=== Problem description ===
Pictures do not belong in the copy, so please give every entry below again exactly.

--

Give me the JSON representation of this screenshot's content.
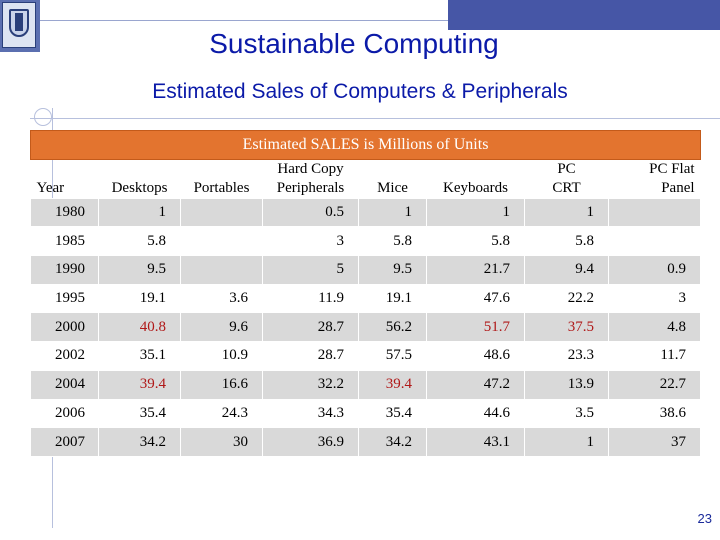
{
  "slide": {
    "title": "Sustainable Computing",
    "subtitle": "Estimated Sales of Computers & Peripherals",
    "page_number": "23"
  },
  "table": {
    "caption": "Estimated SALES is Millions of Units",
    "columns": [
      "Year",
      "Desktops",
      "Portables",
      "Hard Copy\nPeripherals",
      "Mice",
      "Keyboards",
      "PC\nCRT",
      "PC Flat\nPanel"
    ],
    "rows": [
      [
        "1980",
        "1",
        "",
        "0.5",
        "1",
        "1",
        "1",
        ""
      ],
      [
        "1985",
        "5.8",
        "",
        "3",
        "5.8",
        "5.8",
        "5.8",
        ""
      ],
      [
        "1990",
        "9.5",
        "",
        "5",
        "9.5",
        "21.7",
        "9.4",
        "0.9"
      ],
      [
        "1995",
        "19.1",
        "3.6",
        "11.9",
        "19.1",
        "47.6",
        "22.2",
        "3"
      ],
      [
        "2000",
        "40.8",
        "9.6",
        "28.7",
        "56.2",
        "51.7",
        "37.5",
        "4.8"
      ],
      [
        "2002",
        "35.1",
        "10.9",
        "28.7",
        "57.5",
        "48.6",
        "23.3",
        "11.7"
      ],
      [
        "2004",
        "39.4",
        "16.6",
        "32.2",
        "39.4",
        "47.2",
        "13.9",
        "22.7"
      ],
      [
        "2006",
        "35.4",
        "24.3",
        "34.3",
        "35.4",
        "44.6",
        "3.5",
        "38.6"
      ],
      [
        "2007",
        "34.2",
        "30",
        "36.9",
        "34.2",
        "43.1",
        "1",
        "37"
      ]
    ],
    "highlight_color": "#b01818",
    "header_band_color": "#e3742f",
    "shade_color": "#d9d9d9"
  },
  "theme": {
    "title_color": "#0b1aa8",
    "accent_blue": "#4656a6"
  }
}
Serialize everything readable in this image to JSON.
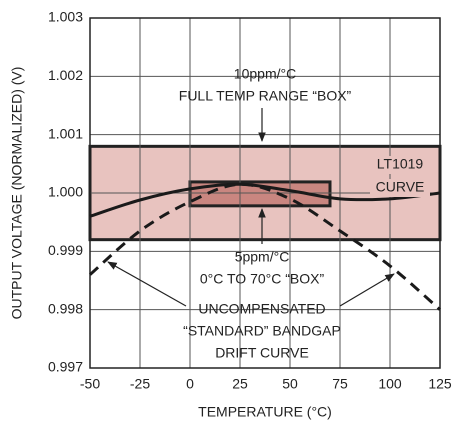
{
  "chart_data": {
    "type": "line",
    "x_label": "TEMPERATURE (°C)",
    "y_label": "OUTPUT VOLTAGE (NORMALIZED) (V)",
    "x": [
      -50,
      -25,
      0,
      25,
      50,
      75,
      100,
      125
    ],
    "series": [
      {
        "color": "#1a1a1a",
        "dash": false,
        "values": [
          0.9996,
          0.99988,
          1.00007,
          1.00015,
          1.00004,
          0.9999,
          0.9999,
          1.0
        ]
      },
      {
        "color": "#1a1a1a",
        "dash": true,
        "values": [
          0.9986,
          0.99935,
          0.99985,
          1.00015,
          0.9999,
          0.99935,
          0.99875,
          0.998
        ]
      }
    ],
    "boxes": [
      {
        "x": [
          -50,
          125
        ],
        "y": [
          0.9992,
          1.0008
        ],
        "color": "#e8c3bf"
      },
      {
        "x": [
          0,
          70
        ],
        "y": [
          0.99978,
          1.00019
        ],
        "color": "#c98680"
      }
    ],
    "annotations": [
      "10ppm/°C",
      "FULL TEMP RANGE “BOX”",
      "LT1019",
      "CURVE",
      "5ppm/°C",
      "0°C TO 70°C “BOX”",
      "UNCOMPENSATED",
      "“STANDARD” BANDGAP",
      "DRIFT CURVE"
    ],
    "xlim": [
      -50,
      125
    ],
    "ylim": [
      0.997,
      1.003
    ],
    "xticks": [
      -50,
      -25,
      0,
      25,
      50,
      75,
      100,
      125
    ],
    "yticks": [
      0.997,
      0.998,
      0.999,
      {
        "value": 1,
        "label": "1.000"
      },
      1.001,
      1.002,
      1.003
    ],
    "grid": true
  }
}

--

=== Worked answer ===
Give me the JSON representation of this screenshot's content.
{
  "slide": {
    "title": "Sustainable Computing",
    "subtitle": "Estimated Sales of Computers & Peripherals",
    "page_number": "23"
  },
  "table": {
    "caption": "Estimated SALES is Millions of Units",
    "columns": [
      "Year",
      "Desktops",
      "Portables",
      "Hard Copy\nPeripherals",
      "Mice",
      "Keyboards",
      "PC\nCRT",
      "PC Flat\nPanel"
    ],
    "rows": [
      [
        "1980",
        "1",
        "",
        "0.5",
        "1",
        "1",
        "1",
        ""
      ],
      [
        "1985",
        "5.8",
        "",
        "3",
        "5.8",
        "5.8",
        "5.8",
        ""
      ],
      [
        "1990",
        "9.5",
        "",
        "5",
        "9.5",
        "21.7",
        "9.4",
        "0.9"
      ],
      [
        "1995",
        "19.1",
        "3.6",
        "11.9",
        "19.1",
        "47.6",
        "22.2",
        "3"
      ],
      [
        "2000",
        "40.8",
        "9.6",
        "28.7",
        "56.2",
        "51.7",
        "37.5",
        "4.8"
      ],
      [
        "2002",
        "35.1",
        "10.9",
        "28.7",
        "57.5",
        "48.6",
        "23.3",
        "11.7"
      ],
      [
        "2004",
        "39.4",
        "16.6",
        "32.2",
        "39.4",
        "47.2",
        "13.9",
        "22.7"
      ],
      [
        "2006",
        "35.4",
        "24.3",
        "34.3",
        "35.4",
        "44.6",
        "3.5",
        "38.6"
      ],
      [
        "2007",
        "34.2",
        "30",
        "36.9",
        "34.2",
        "43.1",
        "1",
        "37"
      ]
    ],
    "highlight_color": "#b01818",
    "header_band_color": "#e3742f",
    "shade_color": "#d9d9d9"
  },
  "theme": {
    "title_color": "#0b1aa8",
    "accent_blue": "#4656a6"
  }
}
Serialize everything readable in this image to JSON.
{
  "chart_data": {
    "type": "line",
    "x_label": "TEMPERATURE (°C)",
    "y_label": "OUTPUT VOLTAGE (NORMALIZED) (V)",
    "x": [
      -50,
      -25,
      0,
      25,
      50,
      75,
      100,
      125
    ],
    "series": [
      {
        "color": "#1a1a1a",
        "dash": false,
        "values": [
          0.9996,
          0.99988,
          1.00007,
          1.00015,
          1.00004,
          0.9999,
          0.9999,
          1.0
        ]
      },
      {
        "color": "#1a1a1a",
        "dash": true,
        "values": [
          0.9986,
          0.99935,
          0.99985,
          1.00015,
          0.9999,
          0.99935,
          0.99875,
          0.998
        ]
      }
    ],
    "boxes": [
      {
        "x": [
          -50,
          125
        ],
        "y": [
          0.9992,
          1.0008
        ],
        "color": "#e8c3bf"
      },
      {
        "x": [
          0,
          70
        ],
        "y": [
          0.99978,
          1.00019
        ],
        "color": "#c98680"
      }
    ],
    "annotations": [
      "10ppm/°C",
      "FULL TEMP RANGE “BOX”",
      "LT1019",
      "CURVE",
      "5ppm/°C",
      "0°C TO 70°C “BOX”",
      "UNCOMPENSATED",
      "“STANDARD” BANDGAP",
      "DRIFT CURVE"
    ],
    "xlim": [
      -50,
      125
    ],
    "ylim": [
      0.997,
      1.003
    ],
    "xticks": [
      -50,
      -25,
      0,
      25,
      50,
      75,
      100,
      125
    ],
    "yticks": [
      0.997,
      0.998,
      0.999,
      {
        "value": 1,
        "label": "1.000"
      },
      1.001,
      1.002,
      1.003
    ],
    "grid": true
  }
}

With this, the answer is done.